Element and region data
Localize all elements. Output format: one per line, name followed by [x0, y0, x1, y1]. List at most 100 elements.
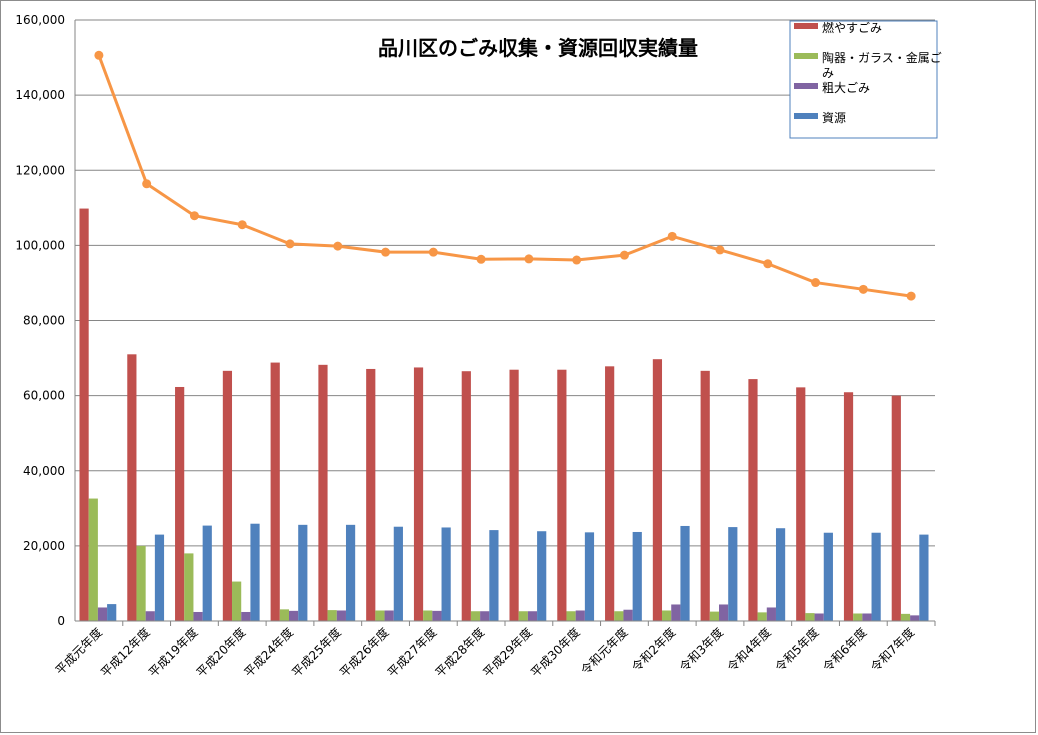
line-point	[619, 250, 629, 260]
bar	[470, 611, 481, 621]
legend-swatch	[794, 23, 818, 29]
bar	[823, 532, 833, 621]
line-point	[381, 247, 391, 257]
bar	[393, 526, 403, 621]
x-tick-label: 平成20年度	[193, 625, 248, 680]
bar	[891, 395, 901, 621]
line-point	[237, 220, 247, 230]
legend-swatch	[794, 83, 818, 89]
bar	[480, 611, 490, 621]
bar	[184, 553, 194, 621]
legend-box	[789, 20, 938, 139]
y-tick-label: 140,000	[15, 88, 65, 102]
line-point	[572, 255, 582, 265]
x-tick-label: 平成24年度	[241, 625, 296, 680]
x-tick-label: 令和4年度	[724, 625, 774, 675]
bar	[318, 364, 328, 621]
bar	[775, 528, 786, 621]
bar	[384, 610, 394, 621]
y-tick-label: 80,000	[23, 314, 65, 328]
x-tick-label: 令和5年度	[772, 625, 822, 675]
bar	[900, 613, 911, 621]
bar	[623, 609, 633, 621]
legend-label: 陶器・ガラス・金属ご	[822, 50, 942, 65]
legend-swatch	[794, 113, 818, 119]
line-path	[97, 54, 912, 298]
bar	[805, 613, 815, 621]
legend-label-wrap: み	[822, 66, 834, 80]
line-point	[811, 278, 821, 288]
bar	[298, 524, 308, 621]
bar	[796, 387, 806, 621]
line-point	[858, 284, 868, 294]
bar	[127, 354, 137, 621]
line-point	[285, 239, 295, 249]
bar	[680, 525, 690, 621]
total-line-series	[94, 50, 916, 301]
x-tick-label: 平成30年度	[527, 625, 582, 680]
bar	[766, 607, 776, 621]
x-tick-label: 令和2年度	[628, 625, 678, 675]
bar	[910, 615, 920, 621]
bar	[757, 612, 767, 621]
bar	[270, 362, 280, 621]
bar	[584, 532, 595, 621]
bar	[509, 369, 519, 621]
x-tick-label: 平成27年度	[384, 625, 439, 680]
bar	[527, 611, 538, 621]
bar	[700, 370, 710, 621]
x-tick-label: 平成元年度	[52, 625, 105, 678]
line-point	[763, 259, 773, 269]
bar	[250, 523, 260, 621]
x-tick-label: 令和6年度	[820, 625, 870, 675]
x-tick-label: 平成29年度	[480, 625, 535, 680]
x-tick-label: 令和3年度	[676, 625, 726, 675]
bar	[107, 604, 117, 621]
bar	[193, 611, 203, 621]
y-tick-label: 100,000	[15, 238, 65, 252]
bar	[441, 527, 451, 621]
y-tick-label: 40,000	[23, 464, 65, 478]
x-tick-label: 平成26年度	[336, 625, 391, 680]
legend-label: 資源	[822, 111, 846, 125]
bar	[518, 611, 528, 621]
line-point	[428, 247, 438, 257]
y-tick-label: 0	[57, 614, 65, 628]
bar	[232, 581, 242, 621]
bar	[175, 386, 185, 621]
y-tick-label: 20,000	[23, 539, 65, 553]
bar	[489, 530, 499, 621]
y-tick-label: 160,000	[15, 13, 65, 27]
bar	[366, 368, 376, 621]
bar	[614, 611, 624, 621]
line-point	[667, 231, 677, 241]
line-point	[476, 254, 486, 264]
bar	[662, 610, 672, 621]
bar	[652, 359, 663, 621]
x-tick-label: 平成19年度	[145, 625, 200, 680]
line-point	[333, 241, 343, 251]
bar	[853, 613, 863, 621]
bar	[814, 613, 824, 621]
bar	[575, 610, 585, 621]
bar	[136, 545, 146, 621]
bar	[88, 498, 98, 621]
x-tick-label: 平成28年度	[432, 625, 487, 680]
x-tick-label: 平成12年度	[97, 625, 152, 680]
bar	[345, 524, 356, 621]
bar	[423, 610, 433, 621]
x-tick-label: 平成25年度	[289, 625, 344, 680]
y-tick-label: 60,000	[23, 389, 65, 403]
bar	[632, 531, 642, 621]
bar	[327, 610, 337, 621]
x-tick-label: 令和7年度	[867, 625, 917, 675]
bar	[919, 534, 929, 621]
line-point	[189, 211, 199, 221]
bar	[222, 370, 233, 621]
bar	[241, 611, 251, 621]
bar	[145, 611, 155, 621]
legend-label: 燃やすごみ	[822, 20, 882, 35]
y-tick-label: 120,000	[15, 163, 65, 177]
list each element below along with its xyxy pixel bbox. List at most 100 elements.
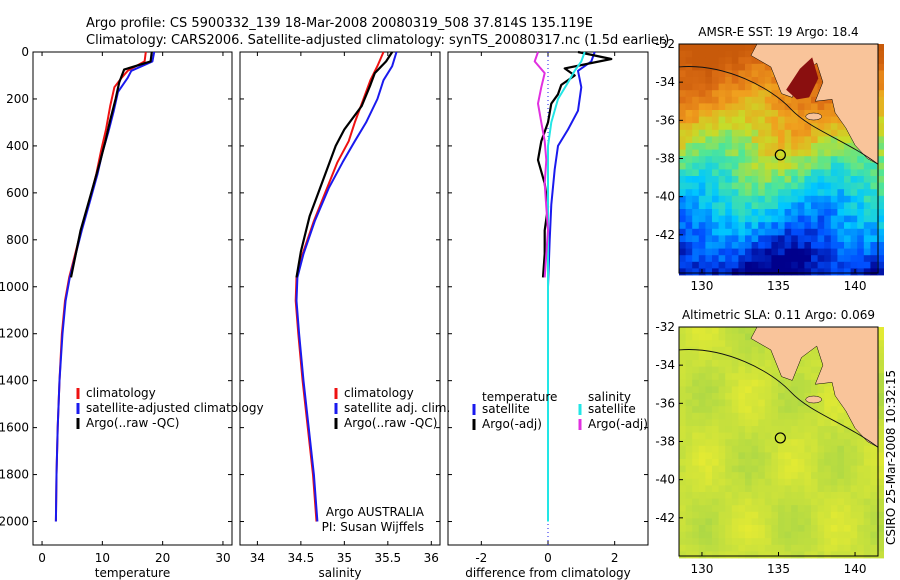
sla-map-cell (679, 373, 686, 381)
sla-map-cell (712, 505, 719, 513)
sst-map-cell (797, 169, 805, 177)
sla-map-cell (824, 412, 832, 420)
sst-map-cell (712, 209, 719, 216)
sst-map-cell (804, 228, 812, 236)
sla-map-cell (731, 498, 739, 506)
sla-map-cell (731, 399, 739, 407)
sla-map-cell (738, 511, 746, 519)
sla-map-cell (758, 551, 766, 559)
legend-entry: satellite (482, 402, 530, 416)
sla-map-cell (712, 531, 719, 539)
sla-map-cell (705, 472, 713, 480)
sst-map-cell (844, 242, 851, 249)
sst-map-cell (811, 136, 818, 144)
sst-map-cell (731, 235, 739, 243)
sst-map-cell (738, 136, 746, 144)
sst-map-cell (731, 110, 739, 117)
sla-map-cell (778, 492, 785, 499)
sst-map-cell (830, 242, 838, 249)
sla-map-cell (731, 551, 739, 559)
sla-map-cell (771, 386, 779, 394)
sla-map-cell (863, 498, 871, 506)
sst-map-cell (837, 261, 845, 269)
sla-map-cell (679, 432, 686, 440)
sst-map-cell (850, 268, 858, 276)
sla-map-cell (804, 505, 812, 513)
sla-map-cell (679, 459, 686, 466)
sst-map-cell (705, 202, 713, 210)
sst-map-cell (751, 90, 759, 98)
sla-map-cell (784, 478, 792, 486)
sst-map-cell (705, 77, 713, 84)
sst-map-cell (771, 77, 779, 84)
sla-map-cell (830, 426, 838, 433)
sst-map-cell (738, 169, 746, 177)
sst-map-cell (685, 83, 693, 91)
sst-map-cell (837, 202, 845, 210)
sst-map-cell (778, 189, 785, 197)
sla-map-cell (718, 426, 726, 433)
sla-map-cell (718, 498, 726, 506)
sla-map-cell (685, 498, 693, 506)
sst-map-cell (824, 202, 832, 210)
sst-map-cell (797, 215, 805, 223)
sst-map-cell (718, 83, 726, 91)
sla-map-cell (679, 386, 686, 394)
sla-map-cell (738, 505, 746, 513)
sst-map-cell (725, 77, 733, 84)
sst-map-cell (778, 103, 785, 111)
sst-map-cell (824, 215, 832, 223)
sla-map-cell (824, 538, 832, 546)
legend-entry: Argo(-adj) (588, 417, 648, 431)
sst-map-cell (857, 182, 865, 190)
sla-map-cell (877, 511, 884, 519)
sla-map-cell (837, 498, 845, 506)
sla-map-cell (679, 393, 686, 400)
sla-map-cell (705, 525, 713, 532)
sla-map-cell (784, 538, 792, 546)
sla-map-cell (685, 333, 693, 341)
sst-map-cell (837, 143, 845, 150)
sst-map-cell (685, 136, 693, 144)
sst-map-cell (797, 222, 805, 230)
sla-map-cell (705, 459, 713, 466)
sst-map-cell (745, 215, 752, 223)
sst-map-cell (804, 268, 812, 276)
sla-map-cell (725, 551, 733, 559)
sla-map-cell (817, 459, 825, 466)
sla-map-cell (791, 518, 799, 526)
sla-map-cell (698, 426, 706, 433)
sla-map-cell (844, 472, 851, 480)
sst-map-cell (698, 255, 706, 263)
sst-map-cell (804, 156, 812, 164)
sla-map-cell (870, 492, 878, 499)
sst-map-cell (811, 195, 818, 203)
sla-map-cell (679, 505, 686, 513)
sst-map-cell (784, 268, 792, 276)
sst-map-cell (824, 176, 832, 183)
sla-map-cell (705, 426, 713, 433)
sla-map-ytick-label: -32 (655, 320, 675, 334)
sla-map-cell (738, 393, 746, 400)
sst-map-cell (685, 143, 693, 150)
sst-map-cell (685, 110, 693, 117)
sst-map-cell (830, 182, 838, 190)
sst-map-cell (679, 202, 686, 210)
sla-map-cell (705, 399, 713, 407)
sst-map-cell (791, 215, 799, 223)
sst-map-cell (857, 195, 865, 203)
sla-map-cell (824, 379, 832, 387)
sla-map-cell (745, 445, 752, 453)
sla-map-cell (725, 505, 733, 513)
sla-map-cell (830, 525, 838, 532)
sla-map-cell (751, 373, 759, 381)
sst-map-cell (738, 116, 746, 124)
sla-map-cell (712, 333, 719, 341)
sst-map-cell (870, 255, 878, 263)
sst-map-cell (863, 235, 871, 243)
sst-map-cell (705, 255, 713, 263)
legend-heading: temperature (482, 390, 557, 404)
sla-map-cell (718, 327, 726, 334)
sst-map-cell (857, 242, 865, 249)
sla-map-cell (784, 426, 792, 433)
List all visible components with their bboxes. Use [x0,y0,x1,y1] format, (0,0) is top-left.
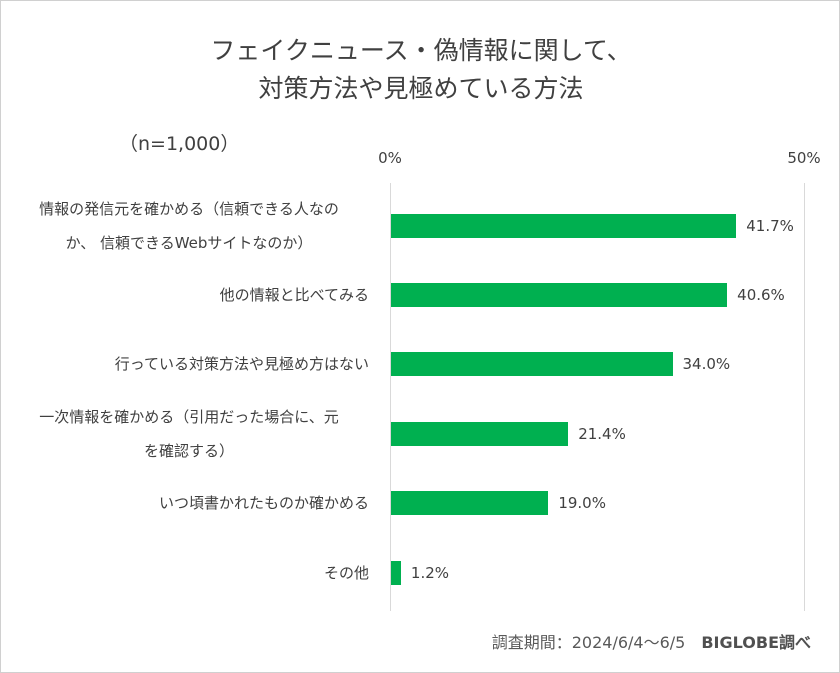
category-label-line: 一次情報を確かめる（引用だった場合に、元 [39,408,339,426]
category-label-line: 他の情報と比べてみる [219,286,369,304]
footer: 調査期間：2024/6/4～6/5 BIGLOBE調べ [492,629,811,653]
bar [391,352,673,376]
chart-title-line-1: フェイクニュース・偽情報に関して、 [210,36,632,65]
gridline-50 [804,183,805,611]
category-label: 一次情報を確かめる（引用だった場合に、元 を確認する） [4,400,374,468]
bar [391,422,569,446]
category-label-line: 行っている対策方法や見極め方はない [114,355,369,373]
category-label: 行っている対策方法や見極め方はない [1,351,369,377]
survey-period: 調査期間：2024/6/4～6/5 [491,633,686,652]
value-label: 34.0% [682,355,731,373]
value-label: 41.7% [746,217,794,235]
category-label: いつ頃書かれたものか確かめる [1,490,369,516]
sample-size: （n=1,000） [119,133,240,155]
category-label: 情報の発信元を確かめる（信頼できる人なの か、 信頼できるWebサイトなのか） [4,192,374,260]
category-label: 他の情報と比べてみる [1,282,369,308]
y-axis-line [390,183,391,611]
value-label: 40.6% [737,286,785,304]
category-label-line: いつ頃書かれたものか確かめる [158,494,369,512]
category-label: その他 [1,560,369,586]
category-label-line: か、 信頼できるWebサイトなのか） [65,234,313,252]
value-label: 19.0% [558,494,606,512]
bar [391,561,401,585]
tick-label-50: 50% [787,149,821,167]
tick-label-0: 0% [378,149,402,167]
category-label-line: その他 [323,564,369,582]
chart-title-line-2: 対策方法や見極めている方法 [258,74,584,103]
category-label-line: を確認する） [143,442,234,460]
bar [391,214,737,238]
bar [391,283,728,307]
value-label: 1.2% [410,564,450,582]
value-label: 21.4% [578,425,626,443]
bar [391,491,549,515]
category-label-line: 情報の発信元を確かめる（信頼できる人なの [39,200,339,218]
source-credit: BIGLOBE調べ [701,633,811,652]
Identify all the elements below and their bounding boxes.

YOUR TASK
In the records above, rewrite everything from the line containing "category-label-line: 一次情報を確かめる（引用だった場合に、元 [39,408,339,426]" down to the line containing "chart-title-line-1: フェイクニュース・偽情報に関して、 [210,36,632,65]", both included, as a JSON list of strings with one string per line and blank lines left out.

TASK RESPONSE
[
  "category-label-line: 一次情報を確かめる（引用だった場合に、元 [39,408,339,426]",
  "category-label-line: 他の情報と比べてみる [219,286,369,304]",
  "footer: 調査期間：2024/6/4～6/5 BIGLOBE調べ [492,629,811,653]",
  "bar [391,352,673,376]",
  "chart-title-line-1: フェイクニュース・偽情報に関して、 [210,36,632,65]"
]